Recorded information:
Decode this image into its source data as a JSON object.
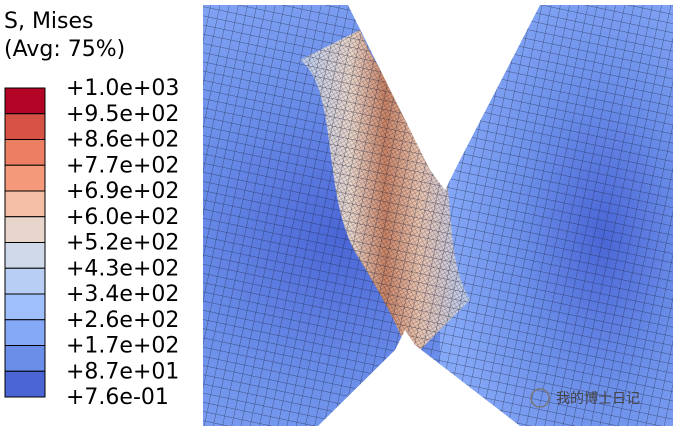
{
  "legend": {
    "title": "S, Mises",
    "subtitle": "(Avg: 75%)",
    "labels": [
      "+1.0e+03",
      "+9.5e+02",
      "+8.6e+02",
      "+7.7e+02",
      "+6.9e+02",
      "+6.0e+02",
      "+5.2e+02",
      "+4.3e+02",
      "+3.4e+02",
      "+2.6e+02",
      "+1.7e+02",
      "+8.7e+01",
      "+7.6e-01"
    ],
    "colors": [
      "#b40426",
      "#d65244",
      "#ec7f63",
      "#f49a7b",
      "#f5bea6",
      "#e8d6cd",
      "#d0d9ea",
      "#b9cef5",
      "#a0c0fd",
      "#86a9f7",
      "#6b8ee9",
      "#4a66d6"
    ]
  },
  "watermark": "我的博士日记"
}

Instructions to follow:
Your task is to repeat the data above exactly while excluding the pictures.

Answer in full:
Decode this image into its source data as a JSON object.
{
  "legend": {
    "title": "S, Mises",
    "subtitle": "(Avg: 75%)",
    "labels": [
      "+1.0e+03",
      "+9.5e+02",
      "+8.6e+02",
      "+7.7e+02",
      "+6.9e+02",
      "+6.0e+02",
      "+5.2e+02",
      "+4.3e+02",
      "+3.4e+02",
      "+2.6e+02",
      "+1.7e+02",
      "+8.7e+01",
      "+7.6e-01"
    ],
    "colors": [
      "#b40426",
      "#d65244",
      "#ec7f63",
      "#f49a7b",
      "#f5bea6",
      "#e8d6cd",
      "#d0d9ea",
      "#b9cef5",
      "#a0c0fd",
      "#86a9f7",
      "#6b8ee9",
      "#4a66d6"
    ]
  },
  "watermark": "我的博士日记"
}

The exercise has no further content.